** start Extracted information **

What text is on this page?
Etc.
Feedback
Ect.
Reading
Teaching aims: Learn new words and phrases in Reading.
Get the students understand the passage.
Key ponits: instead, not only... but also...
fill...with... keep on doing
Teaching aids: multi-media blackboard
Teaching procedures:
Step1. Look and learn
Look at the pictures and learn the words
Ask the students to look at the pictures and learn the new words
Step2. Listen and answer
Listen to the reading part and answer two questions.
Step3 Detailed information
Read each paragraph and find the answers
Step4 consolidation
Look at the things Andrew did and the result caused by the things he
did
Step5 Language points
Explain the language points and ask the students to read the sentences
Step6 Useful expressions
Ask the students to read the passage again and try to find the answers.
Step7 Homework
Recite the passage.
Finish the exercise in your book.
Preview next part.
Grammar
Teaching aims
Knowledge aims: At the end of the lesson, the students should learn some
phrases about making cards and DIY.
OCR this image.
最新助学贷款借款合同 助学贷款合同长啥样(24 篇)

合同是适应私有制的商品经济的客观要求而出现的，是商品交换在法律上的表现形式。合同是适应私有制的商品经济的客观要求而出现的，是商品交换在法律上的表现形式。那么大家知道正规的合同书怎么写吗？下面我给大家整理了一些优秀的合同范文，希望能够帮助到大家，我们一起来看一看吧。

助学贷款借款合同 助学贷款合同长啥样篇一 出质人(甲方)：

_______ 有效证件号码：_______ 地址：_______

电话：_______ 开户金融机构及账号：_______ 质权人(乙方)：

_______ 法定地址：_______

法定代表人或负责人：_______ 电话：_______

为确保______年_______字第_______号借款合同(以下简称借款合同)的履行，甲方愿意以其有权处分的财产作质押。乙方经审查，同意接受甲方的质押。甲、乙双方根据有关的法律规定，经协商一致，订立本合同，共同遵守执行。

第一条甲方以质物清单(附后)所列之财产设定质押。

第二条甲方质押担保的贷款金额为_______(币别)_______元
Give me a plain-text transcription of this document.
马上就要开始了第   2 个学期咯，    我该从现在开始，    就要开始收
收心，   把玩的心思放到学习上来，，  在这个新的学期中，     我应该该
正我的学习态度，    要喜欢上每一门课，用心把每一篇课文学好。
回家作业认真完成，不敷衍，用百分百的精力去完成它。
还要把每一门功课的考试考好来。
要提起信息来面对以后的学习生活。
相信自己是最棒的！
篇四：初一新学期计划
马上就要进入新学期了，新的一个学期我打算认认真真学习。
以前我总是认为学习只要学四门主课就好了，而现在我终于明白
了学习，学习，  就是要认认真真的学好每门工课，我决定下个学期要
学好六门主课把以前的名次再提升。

** end Extracted information **

Stated problem. Return every record, word for word.

Answer to the problem.
What text is on this page?
Etc.
Feedback
Ect.
Reading
Teaching aims: Learn new words and phrases in Reading.
Get the students understand the passage.
Key ponits: instead, not only... but also...
fill...with... keep on doing
Teaching aids: multi-media blackboard
Teaching procedures:
Step1. Look and learn
Look at the pictures and learn the words
Ask the students to look at the pictures and learn the new words
Step2. Listen and answer
Listen to the reading part and answer two questions.
Step3 Detailed information
Read each paragraph and find the answers
Step4 consolidation
Look at the things Andrew did and the result caused by the things he
did
Step5 Language points
Explain the language points and ask the students to read the sentences
Step6 Useful expressions
Ask the students to read the passage again and try to find the answers.
Step7 Homework
Recite the passage.
Finish the exercise in your book.
Preview next part.
Grammar
Teaching aims
Knowledge aims: At the end of the lesson, the students should learn some
phrases about making cards and DIY.
OCR this image.
最新助学贷款借款合同 助学贷款合同长啥样(24 篇)

合同是适应私有制的商品经济的客观要求而出现的，是商品交换在法律上的表现形式。合同是适应私有制的商品经济的客观要求而出现的，是商品交换在法律上的表现形式。那么大家知道正规的合同书怎么写吗？下面我给大家整理了一些优秀的合同范文，希望能够帮助到大家，我们一起来看一看吧。

助学贷款借款合同 助学贷款合同长啥样篇一 出质人(甲方)：

_______ 有效证件号码：_______ 地址：_______

电话：_______ 开户金融机构及账号：_______ 质权人(乙方)：

_______ 法定地址：_______

法定代表人或负责人：_______ 电话：_______

为确保______年_______字第_______号借款合同(以下简称借款合同)的履行，甲方愿意以其有权处分的财产作质押。乙方经审查，同意接受甲方的质押。甲、乙双方根据有关的法律规定，经协商一致，订立本合同，共同遵守执行。

第一条甲方以质物清单(附后)所列之财产设定质押。

第二条甲方质押担保的贷款金额为_______(币别)_______元
Give me a plain-text transcription of this document.
马上就要开始了第   2 个学期咯，    我该从现在开始，    就要开始收
收心，   把玩的心思放到学习上来，，  在这个新的学期中，     我应该该
正我的学习态度，    要喜欢上每一门课，用心把每一篇课文学好。
回家作业认真完成，不敷衍，用百分百的精力去完成它。
还要把每一门功课的考试考好来。
要提起信息来面对以后的学习生活。
相信自己是最棒的！
篇四：初一新学期计划
马上就要进入新学期了，新的一个学期我打算认认真真学习。
以前我总是认为学习只要学四门主课就好了，而现在我终于明白
了学习，学习，  就是要认认真真的学好每门工课，我决定下个学期要
学好六门主课把以前的名次再提升。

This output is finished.